(Data records)

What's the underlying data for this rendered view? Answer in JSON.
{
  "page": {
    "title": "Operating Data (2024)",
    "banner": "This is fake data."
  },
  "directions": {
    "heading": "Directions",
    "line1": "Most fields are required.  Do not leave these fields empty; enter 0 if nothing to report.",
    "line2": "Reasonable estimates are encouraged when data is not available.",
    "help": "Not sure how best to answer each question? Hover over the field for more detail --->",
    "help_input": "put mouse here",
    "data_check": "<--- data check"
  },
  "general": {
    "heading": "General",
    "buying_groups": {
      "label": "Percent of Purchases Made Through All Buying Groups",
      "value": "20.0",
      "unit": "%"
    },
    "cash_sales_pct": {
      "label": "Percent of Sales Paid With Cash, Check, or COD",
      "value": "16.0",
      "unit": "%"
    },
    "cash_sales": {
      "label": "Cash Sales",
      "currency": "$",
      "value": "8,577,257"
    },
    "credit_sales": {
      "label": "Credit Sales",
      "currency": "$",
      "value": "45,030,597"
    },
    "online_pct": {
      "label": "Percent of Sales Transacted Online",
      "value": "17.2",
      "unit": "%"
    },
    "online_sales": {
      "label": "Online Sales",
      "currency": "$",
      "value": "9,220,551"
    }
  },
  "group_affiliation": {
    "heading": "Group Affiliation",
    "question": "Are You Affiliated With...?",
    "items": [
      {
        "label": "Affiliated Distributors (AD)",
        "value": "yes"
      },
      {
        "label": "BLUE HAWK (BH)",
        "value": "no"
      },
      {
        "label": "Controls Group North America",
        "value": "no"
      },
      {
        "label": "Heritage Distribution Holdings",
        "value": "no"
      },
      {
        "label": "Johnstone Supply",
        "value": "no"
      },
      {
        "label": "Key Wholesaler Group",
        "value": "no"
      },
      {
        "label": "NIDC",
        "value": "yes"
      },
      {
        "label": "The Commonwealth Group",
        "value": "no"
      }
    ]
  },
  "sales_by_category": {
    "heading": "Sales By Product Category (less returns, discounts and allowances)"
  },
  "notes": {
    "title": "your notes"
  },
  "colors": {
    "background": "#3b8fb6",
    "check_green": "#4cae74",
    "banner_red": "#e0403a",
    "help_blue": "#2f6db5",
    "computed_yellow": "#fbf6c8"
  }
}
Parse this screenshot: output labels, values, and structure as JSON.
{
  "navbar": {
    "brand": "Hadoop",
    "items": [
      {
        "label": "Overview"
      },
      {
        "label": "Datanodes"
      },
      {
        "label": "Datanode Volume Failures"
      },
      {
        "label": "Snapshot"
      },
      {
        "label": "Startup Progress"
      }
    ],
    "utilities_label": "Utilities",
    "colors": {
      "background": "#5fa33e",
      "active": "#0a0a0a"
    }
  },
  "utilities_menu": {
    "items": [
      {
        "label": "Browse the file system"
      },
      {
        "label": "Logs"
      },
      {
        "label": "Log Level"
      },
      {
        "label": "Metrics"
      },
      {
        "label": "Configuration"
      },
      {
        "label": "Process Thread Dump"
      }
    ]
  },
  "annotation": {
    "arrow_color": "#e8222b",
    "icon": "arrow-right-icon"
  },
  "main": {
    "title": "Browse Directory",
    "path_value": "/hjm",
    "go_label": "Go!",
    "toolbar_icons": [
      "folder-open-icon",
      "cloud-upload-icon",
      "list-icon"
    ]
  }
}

---

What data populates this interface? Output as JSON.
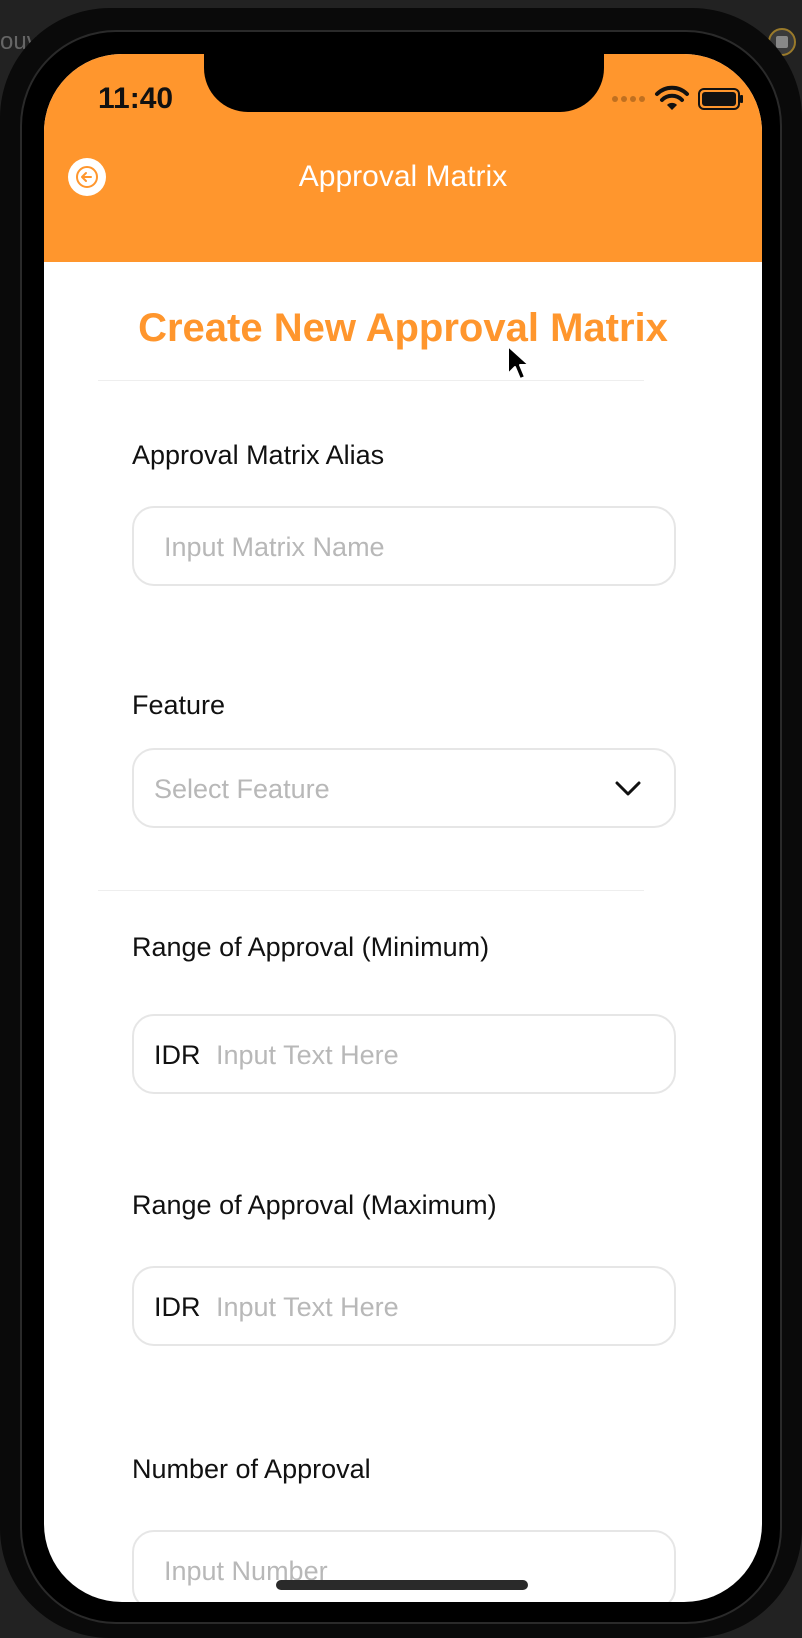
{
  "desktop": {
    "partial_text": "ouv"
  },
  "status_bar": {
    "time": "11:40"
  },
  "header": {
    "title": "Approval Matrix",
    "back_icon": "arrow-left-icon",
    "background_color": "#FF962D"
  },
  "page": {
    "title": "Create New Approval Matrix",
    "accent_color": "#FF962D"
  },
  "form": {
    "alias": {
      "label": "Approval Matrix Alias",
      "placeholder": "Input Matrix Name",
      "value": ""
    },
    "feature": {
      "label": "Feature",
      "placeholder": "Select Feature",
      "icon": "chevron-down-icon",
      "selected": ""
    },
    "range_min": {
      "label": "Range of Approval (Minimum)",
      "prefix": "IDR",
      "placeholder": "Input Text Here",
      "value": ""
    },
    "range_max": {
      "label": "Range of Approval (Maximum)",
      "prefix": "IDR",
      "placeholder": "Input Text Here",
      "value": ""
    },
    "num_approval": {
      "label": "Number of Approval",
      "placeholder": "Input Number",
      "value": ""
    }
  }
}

--

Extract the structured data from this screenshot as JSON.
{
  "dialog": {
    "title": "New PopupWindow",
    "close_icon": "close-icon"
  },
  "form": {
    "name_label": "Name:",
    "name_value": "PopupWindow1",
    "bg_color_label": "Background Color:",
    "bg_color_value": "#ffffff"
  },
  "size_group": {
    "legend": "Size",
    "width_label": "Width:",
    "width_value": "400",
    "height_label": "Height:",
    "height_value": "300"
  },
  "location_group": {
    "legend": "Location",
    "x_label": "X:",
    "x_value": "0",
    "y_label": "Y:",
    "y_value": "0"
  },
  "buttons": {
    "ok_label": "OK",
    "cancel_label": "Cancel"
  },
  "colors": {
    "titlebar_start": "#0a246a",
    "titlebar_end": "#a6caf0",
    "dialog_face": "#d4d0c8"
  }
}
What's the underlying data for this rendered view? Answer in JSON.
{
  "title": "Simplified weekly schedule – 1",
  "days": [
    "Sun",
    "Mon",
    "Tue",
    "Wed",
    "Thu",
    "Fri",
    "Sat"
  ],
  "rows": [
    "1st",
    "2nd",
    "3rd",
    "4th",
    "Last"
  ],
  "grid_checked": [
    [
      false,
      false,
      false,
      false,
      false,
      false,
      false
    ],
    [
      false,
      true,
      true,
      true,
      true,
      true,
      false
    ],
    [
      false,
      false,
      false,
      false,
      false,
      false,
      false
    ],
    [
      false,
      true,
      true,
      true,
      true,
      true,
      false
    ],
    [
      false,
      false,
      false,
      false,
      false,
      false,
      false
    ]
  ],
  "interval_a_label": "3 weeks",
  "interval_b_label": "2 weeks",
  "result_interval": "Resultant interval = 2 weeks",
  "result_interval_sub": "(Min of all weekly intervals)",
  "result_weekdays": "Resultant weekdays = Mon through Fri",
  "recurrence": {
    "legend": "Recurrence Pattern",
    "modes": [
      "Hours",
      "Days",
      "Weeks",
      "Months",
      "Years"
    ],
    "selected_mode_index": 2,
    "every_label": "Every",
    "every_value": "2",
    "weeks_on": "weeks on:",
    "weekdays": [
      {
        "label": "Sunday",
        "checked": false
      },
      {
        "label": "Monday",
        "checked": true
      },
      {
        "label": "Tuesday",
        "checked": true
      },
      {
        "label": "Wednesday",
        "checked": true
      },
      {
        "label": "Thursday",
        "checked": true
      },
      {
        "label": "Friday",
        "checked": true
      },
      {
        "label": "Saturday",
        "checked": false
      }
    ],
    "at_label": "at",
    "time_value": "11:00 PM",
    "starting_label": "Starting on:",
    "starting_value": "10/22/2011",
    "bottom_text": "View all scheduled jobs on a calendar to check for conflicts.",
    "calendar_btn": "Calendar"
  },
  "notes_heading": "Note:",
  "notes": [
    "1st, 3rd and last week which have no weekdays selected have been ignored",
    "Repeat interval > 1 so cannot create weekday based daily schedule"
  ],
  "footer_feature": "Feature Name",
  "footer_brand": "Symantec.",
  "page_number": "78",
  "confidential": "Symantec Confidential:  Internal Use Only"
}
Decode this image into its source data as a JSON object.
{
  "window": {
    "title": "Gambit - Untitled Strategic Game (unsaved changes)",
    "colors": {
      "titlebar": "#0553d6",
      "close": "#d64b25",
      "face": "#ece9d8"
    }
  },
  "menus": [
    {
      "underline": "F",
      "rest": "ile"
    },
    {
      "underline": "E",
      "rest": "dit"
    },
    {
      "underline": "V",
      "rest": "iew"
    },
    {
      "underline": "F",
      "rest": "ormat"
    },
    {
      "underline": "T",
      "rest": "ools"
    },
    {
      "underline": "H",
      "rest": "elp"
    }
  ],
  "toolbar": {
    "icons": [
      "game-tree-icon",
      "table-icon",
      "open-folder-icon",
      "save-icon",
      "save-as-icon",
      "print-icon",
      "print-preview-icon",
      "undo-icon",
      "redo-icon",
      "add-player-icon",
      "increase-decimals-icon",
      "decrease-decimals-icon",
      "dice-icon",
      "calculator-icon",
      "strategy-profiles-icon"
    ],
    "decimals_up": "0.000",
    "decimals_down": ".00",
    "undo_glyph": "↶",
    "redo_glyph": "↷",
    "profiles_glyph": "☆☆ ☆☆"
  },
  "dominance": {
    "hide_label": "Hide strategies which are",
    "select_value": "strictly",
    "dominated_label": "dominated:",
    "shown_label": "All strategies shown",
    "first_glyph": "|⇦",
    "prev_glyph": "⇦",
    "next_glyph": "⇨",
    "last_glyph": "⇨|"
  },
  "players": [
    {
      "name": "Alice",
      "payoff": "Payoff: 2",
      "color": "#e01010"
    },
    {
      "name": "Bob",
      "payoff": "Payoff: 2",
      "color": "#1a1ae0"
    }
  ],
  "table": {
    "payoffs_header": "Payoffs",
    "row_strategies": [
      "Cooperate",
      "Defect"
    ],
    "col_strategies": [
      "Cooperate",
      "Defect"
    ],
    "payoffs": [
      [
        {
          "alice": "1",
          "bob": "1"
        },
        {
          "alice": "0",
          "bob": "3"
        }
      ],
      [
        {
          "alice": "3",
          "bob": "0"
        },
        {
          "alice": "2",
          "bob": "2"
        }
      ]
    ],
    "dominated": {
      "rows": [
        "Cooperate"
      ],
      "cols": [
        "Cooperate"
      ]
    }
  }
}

Exercise requirements: Copy down every line of the entries containing the word "Matrix".

Task answer:
    "title": "Approval Matrix",
    "title": "Create New Approval Matrix",
      "label": "Approval Matrix Alias",
      "placeholder": "Input Matrix Name",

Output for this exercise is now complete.